━━ Record list ━━

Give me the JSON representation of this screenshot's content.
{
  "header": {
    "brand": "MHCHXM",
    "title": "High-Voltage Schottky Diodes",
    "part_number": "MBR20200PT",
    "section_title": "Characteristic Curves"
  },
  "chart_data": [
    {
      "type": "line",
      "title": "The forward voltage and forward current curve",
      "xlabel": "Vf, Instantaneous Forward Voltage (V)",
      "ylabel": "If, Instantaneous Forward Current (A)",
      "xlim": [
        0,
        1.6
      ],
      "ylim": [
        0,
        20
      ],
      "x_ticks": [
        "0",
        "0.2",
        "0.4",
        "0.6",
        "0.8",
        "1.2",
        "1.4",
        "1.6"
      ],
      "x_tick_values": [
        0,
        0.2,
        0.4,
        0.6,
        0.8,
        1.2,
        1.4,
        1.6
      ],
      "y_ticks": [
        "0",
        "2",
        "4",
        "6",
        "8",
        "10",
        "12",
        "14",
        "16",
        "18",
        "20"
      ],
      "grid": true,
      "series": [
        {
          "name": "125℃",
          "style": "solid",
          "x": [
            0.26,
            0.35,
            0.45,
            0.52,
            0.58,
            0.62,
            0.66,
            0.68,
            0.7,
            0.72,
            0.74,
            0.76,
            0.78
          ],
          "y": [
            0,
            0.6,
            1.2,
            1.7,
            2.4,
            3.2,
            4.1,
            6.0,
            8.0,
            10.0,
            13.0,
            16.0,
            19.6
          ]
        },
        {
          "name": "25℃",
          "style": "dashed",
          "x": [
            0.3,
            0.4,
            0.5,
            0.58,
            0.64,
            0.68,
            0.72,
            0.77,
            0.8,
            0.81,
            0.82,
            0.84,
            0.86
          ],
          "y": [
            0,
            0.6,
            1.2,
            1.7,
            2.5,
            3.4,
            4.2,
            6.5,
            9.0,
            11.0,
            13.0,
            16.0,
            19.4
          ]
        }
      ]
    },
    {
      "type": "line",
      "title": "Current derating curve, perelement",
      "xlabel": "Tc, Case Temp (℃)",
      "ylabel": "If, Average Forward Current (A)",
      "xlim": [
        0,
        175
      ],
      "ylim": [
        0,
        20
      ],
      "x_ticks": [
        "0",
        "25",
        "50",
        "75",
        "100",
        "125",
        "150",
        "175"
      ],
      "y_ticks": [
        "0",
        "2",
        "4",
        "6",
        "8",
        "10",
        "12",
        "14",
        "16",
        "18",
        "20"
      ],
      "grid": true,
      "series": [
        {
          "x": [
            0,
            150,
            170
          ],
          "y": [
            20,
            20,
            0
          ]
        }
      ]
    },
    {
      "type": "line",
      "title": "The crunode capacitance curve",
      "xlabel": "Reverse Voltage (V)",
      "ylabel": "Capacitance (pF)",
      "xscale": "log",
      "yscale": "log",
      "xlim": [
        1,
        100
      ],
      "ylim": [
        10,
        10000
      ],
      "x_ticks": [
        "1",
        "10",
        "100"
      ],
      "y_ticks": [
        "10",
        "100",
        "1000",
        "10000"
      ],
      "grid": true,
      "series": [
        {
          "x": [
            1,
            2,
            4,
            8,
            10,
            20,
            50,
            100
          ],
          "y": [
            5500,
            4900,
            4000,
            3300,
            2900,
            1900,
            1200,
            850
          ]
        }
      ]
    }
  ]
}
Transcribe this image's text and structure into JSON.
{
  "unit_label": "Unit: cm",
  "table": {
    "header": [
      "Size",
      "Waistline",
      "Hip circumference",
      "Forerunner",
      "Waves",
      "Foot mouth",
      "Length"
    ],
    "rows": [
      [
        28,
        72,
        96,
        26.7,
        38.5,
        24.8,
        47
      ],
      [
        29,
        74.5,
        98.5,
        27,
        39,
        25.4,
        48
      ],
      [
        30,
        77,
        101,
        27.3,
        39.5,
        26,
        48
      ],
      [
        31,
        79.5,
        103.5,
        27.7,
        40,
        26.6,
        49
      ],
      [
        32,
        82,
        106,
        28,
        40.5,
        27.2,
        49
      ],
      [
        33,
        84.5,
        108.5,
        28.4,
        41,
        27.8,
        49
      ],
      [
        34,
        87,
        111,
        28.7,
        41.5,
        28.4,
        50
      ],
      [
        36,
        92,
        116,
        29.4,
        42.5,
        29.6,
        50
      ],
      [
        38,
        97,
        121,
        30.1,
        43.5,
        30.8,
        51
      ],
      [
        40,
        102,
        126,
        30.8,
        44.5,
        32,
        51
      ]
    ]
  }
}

━━━

__Exercise__
The records above are to be copied in full, exactly as written.

__Written reply__
Give me the JSON representation of this screenshot's content.
{
  "header": {
    "brand": "MHCHXM",
    "title": "High-Voltage Schottky Diodes",
    "part_number": "MBR20200PT",
    "section_title": "Characteristic Curves"
  },
  "chart_data": [
    {
      "type": "line",
      "title": "The forward voltage and forward current curve",
      "xlabel": "Vf, Instantaneous Forward Voltage (V)",
      "ylabel": "If, Instantaneous Forward Current (A)",
      "xlim": [
        0,
        1.6
      ],
      "ylim": [
        0,
        20
      ],
      "x_ticks": [
        "0",
        "0.2",
        "0.4",
        "0.6",
        "0.8",
        "1.2",
        "1.4",
        "1.6"
      ],
      "x_tick_values": [
        0,
        0.2,
        0.4,
        0.6,
        0.8,
        1.2,
        1.4,
        1.6
      ],
      "y_ticks": [
        "0",
        "2",
        "4",
        "6",
        "8",
        "10",
        "12",
        "14",
        "16",
        "18",
        "20"
      ],
      "grid": true,
      "series": [
        {
          "name": "125℃",
          "style": "solid",
          "x": [
            0.26,
            0.35,
            0.45,
            0.52,
            0.58,
            0.62,
            0.66,
            0.68,
            0.7,
            0.72,
            0.74,
            0.76,
            0.78
          ],
          "y": [
            0,
            0.6,
            1.2,
            1.7,
            2.4,
            3.2,
            4.1,
            6.0,
            8.0,
            10.0,
            13.0,
            16.0,
            19.6
          ]
        },
        {
          "name": "25℃",
          "style": "dashed",
          "x": [
            0.3,
            0.4,
            0.5,
            0.58,
            0.64,
            0.68,
            0.72,
            0.77,
            0.8,
            0.81,
            0.82,
            0.84,
            0.86
          ],
          "y": [
            0,
            0.6,
            1.2,
            1.7,
            2.5,
            3.4,
            4.2,
            6.5,
            9.0,
            11.0,
            13.0,
            16.0,
            19.4
          ]
        }
      ]
    },
    {
      "type": "line",
      "title": "Current derating curve, perelement",
      "xlabel": "Tc, Case Temp (℃)",
      "ylabel": "If, Average Forward Current (A)",
      "xlim": [
        0,
        175
      ],
      "ylim": [
        0,
        20
      ],
      "x_ticks": [
        "0",
        "25",
        "50",
        "75",
        "100",
        "125",
        "150",
        "175"
      ],
      "y_ticks": [
        "0",
        "2",
        "4",
        "6",
        "8",
        "10",
        "12",
        "14",
        "16",
        "18",
        "20"
      ],
      "grid": true,
      "series": [
        {
          "x": [
            0,
            150,
            170
          ],
          "y": [
            20,
            20,
            0
          ]
        }
      ]
    },
    {
      "type": "line",
      "title": "The crunode capacitance curve",
      "xlabel": "Reverse Voltage (V)",
      "ylabel": "Capacitance (pF)",
      "xscale": "log",
      "yscale": "log",
      "xlim": [
        1,
        100
      ],
      "ylim": [
        10,
        10000
      ],
      "x_ticks": [
        "1",
        "10",
        "100"
      ],
      "y_ticks": [
        "10",
        "100",
        "1000",
        "10000"
      ],
      "grid": true,
      "series": [
        {
          "x": [
            1,
            2,
            4,
            8,
            10,
            20,
            50,
            100
          ],
          "y": [
            5500,
            4900,
            4000,
            3300,
            2900,
            1900,
            1200,
            850
          ]
        }
      ]
    }
  ]
}
Transcribe this image's text and structure into JSON.
{
  "unit_label": "Unit: cm",
  "table": {
    "header": [
      "Size",
      "Waistline",
      "Hip circumference",
      "Forerunner",
      "Waves",
      "Foot mouth",
      "Length"
    ],
    "rows": [
      [
        28,
        72,
        96,
        26.7,
        38.5,
        24.8,
        47
      ],
      [
        29,
        74.5,
        98.5,
        27,
        39,
        25.4,
        48
      ],
      [
        30,
        77,
        101,
        27.3,
        39.5,
        26,
        48
      ],
      [
        31,
        79.5,
        103.5,
        27.7,
        40,
        26.6,
        49
      ],
      [
        32,
        82,
        106,
        28,
        40.5,
        27.2,
        49
      ],
      [
        33,
        84.5,
        108.5,
        28.4,
        41,
        27.8,
        49
      ],
      [
        34,
        87,
        111,
        28.7,
        41.5,
        28.4,
        50
      ],
      [
        36,
        92,
        116,
        29.4,
        42.5,
        29.6,
        50
      ],
      [
        38,
        97,
        121,
        30.1,
        43.5,
        30.8,
        51
      ],
      [
        40,
        102,
        126,
        30.8,
        44.5,
        32,
        51
      ]
    ]
  }
}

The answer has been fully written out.